> Objective: Without skipping anything, write out each record below exactly.

> Supplied entries:
***

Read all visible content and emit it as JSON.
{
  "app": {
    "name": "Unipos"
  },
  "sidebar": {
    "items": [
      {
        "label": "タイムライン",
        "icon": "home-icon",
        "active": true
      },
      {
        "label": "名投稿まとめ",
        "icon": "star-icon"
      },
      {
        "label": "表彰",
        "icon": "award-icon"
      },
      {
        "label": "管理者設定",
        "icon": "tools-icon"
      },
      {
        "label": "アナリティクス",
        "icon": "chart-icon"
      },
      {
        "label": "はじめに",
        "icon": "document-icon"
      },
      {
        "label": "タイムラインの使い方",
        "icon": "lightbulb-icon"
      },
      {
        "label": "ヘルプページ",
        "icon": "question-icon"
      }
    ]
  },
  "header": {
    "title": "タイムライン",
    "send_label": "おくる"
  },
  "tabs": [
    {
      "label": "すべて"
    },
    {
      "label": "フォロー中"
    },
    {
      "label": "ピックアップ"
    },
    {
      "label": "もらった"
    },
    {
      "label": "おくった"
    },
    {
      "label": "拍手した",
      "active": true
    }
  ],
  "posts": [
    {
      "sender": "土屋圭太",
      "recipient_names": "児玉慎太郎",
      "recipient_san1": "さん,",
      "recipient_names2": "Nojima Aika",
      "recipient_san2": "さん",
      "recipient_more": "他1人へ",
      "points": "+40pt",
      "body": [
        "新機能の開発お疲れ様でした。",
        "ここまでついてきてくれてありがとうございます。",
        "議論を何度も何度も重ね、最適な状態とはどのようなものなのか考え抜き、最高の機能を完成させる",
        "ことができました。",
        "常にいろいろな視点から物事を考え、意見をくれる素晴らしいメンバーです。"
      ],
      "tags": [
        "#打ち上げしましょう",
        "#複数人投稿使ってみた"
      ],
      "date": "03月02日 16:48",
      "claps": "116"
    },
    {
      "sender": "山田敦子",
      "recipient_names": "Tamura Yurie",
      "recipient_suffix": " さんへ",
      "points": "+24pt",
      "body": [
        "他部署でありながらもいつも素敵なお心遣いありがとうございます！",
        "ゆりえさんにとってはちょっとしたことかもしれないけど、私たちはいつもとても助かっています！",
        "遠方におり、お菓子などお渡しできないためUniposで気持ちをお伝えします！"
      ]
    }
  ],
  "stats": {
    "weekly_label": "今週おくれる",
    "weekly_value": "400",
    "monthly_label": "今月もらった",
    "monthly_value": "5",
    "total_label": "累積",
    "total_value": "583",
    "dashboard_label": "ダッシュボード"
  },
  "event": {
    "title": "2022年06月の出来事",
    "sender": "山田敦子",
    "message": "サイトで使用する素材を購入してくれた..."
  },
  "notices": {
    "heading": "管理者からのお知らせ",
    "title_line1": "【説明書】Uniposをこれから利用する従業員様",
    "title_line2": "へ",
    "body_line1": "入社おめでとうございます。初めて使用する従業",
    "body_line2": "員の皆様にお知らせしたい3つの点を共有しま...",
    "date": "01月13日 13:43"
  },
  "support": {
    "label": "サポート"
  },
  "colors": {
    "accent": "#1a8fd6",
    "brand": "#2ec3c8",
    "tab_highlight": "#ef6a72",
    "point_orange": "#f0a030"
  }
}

***

> Task response:
Read all visible content and emit it as JSON.
{
  "app": {
    "name": "Unipos"
  },
  "sidebar": {
    "items": [
      {
        "label": "タイムライン",
        "icon": "home-icon",
        "active": true
      },
      {
        "label": "名投稿まとめ",
        "icon": "star-icon"
      },
      {
        "label": "表彰",
        "icon": "award-icon"
      },
      {
        "label": "管理者設定",
        "icon": "tools-icon"
      },
      {
        "label": "アナリティクス",
        "icon": "chart-icon"
      },
      {
        "label": "はじめに",
        "icon": "document-icon"
      },
      {
        "label": "タイムラインの使い方",
        "icon": "lightbulb-icon"
      },
      {
        "label": "ヘルプページ",
        "icon": "question-icon"
      }
    ]
  },
  "header": {
    "title": "タイムライン",
    "send_label": "おくる"
  },
  "tabs": [
    {
      "label": "すべて"
    },
    {
      "label": "フォロー中"
    },
    {
      "label": "ピックアップ"
    },
    {
      "label": "もらった"
    },
    {
      "label": "おくった"
    },
    {
      "label": "拍手した",
      "active": true
    }
  ],
  "posts": [
    {
      "sender": "土屋圭太",
      "recipient_names": "児玉慎太郎",
      "recipient_san1": "さん,",
      "recipient_names2": "Nojima Aika",
      "recipient_san2": "さん",
      "recipient_more": "他1人へ",
      "points": "+40pt",
      "body": [
        "新機能の開発お疲れ様でした。",
        "ここまでついてきてくれてありがとうございます。",
        "議論を何度も何度も重ね、最適な状態とはどのようなものなのか考え抜き、最高の機能を完成させる",
        "ことができました。",
        "常にいろいろな視点から物事を考え、意見をくれる素晴らしいメンバーです。"
      ],
      "tags": [
        "#打ち上げしましょう",
        "#複数人投稿使ってみた"
      ],
      "date": "03月02日 16:48",
      "claps": "116"
    },
    {
      "sender": "山田敦子",
      "recipient_names": "Tamura Yurie",
      "recipient_suffix": " さんへ",
      "points": "+24pt",
      "body": [
        "他部署でありながらもいつも素敵なお心遣いありがとうございます！",
        "ゆりえさんにとってはちょっとしたことかもしれないけど、私たちはいつもとても助かっています！",
        "遠方におり、お菓子などお渡しできないためUniposで気持ちをお伝えします！"
      ]
    }
  ],
  "stats": {
    "weekly_label": "今週おくれる",
    "weekly_value": "400",
    "monthly_label": "今月もらった",
    "monthly_value": "5",
    "total_label": "累積",
    "total_value": "583",
    "dashboard_label": "ダッシュボード"
  },
  "event": {
    "title": "2022年06月の出来事",
    "sender": "山田敦子",
    "message": "サイトで使用する素材を購入してくれた..."
  },
  "notices": {
    "heading": "管理者からのお知らせ",
    "title_line1": "【説明書】Uniposをこれから利用する従業員様",
    "title_line2": "へ",
    "body_line1": "入社おめでとうございます。初めて使用する従業",
    "body_line2": "員の皆様にお知らせしたい3つの点を共有しま...",
    "date": "01月13日 13:43"
  },
  "support": {
    "label": "サポート"
  },
  "colors": {
    "accent": "#1a8fd6",
    "brand": "#2ec3c8",
    "tab_highlight": "#ef6a72",
    "point_orange": "#f0a030"
  }
}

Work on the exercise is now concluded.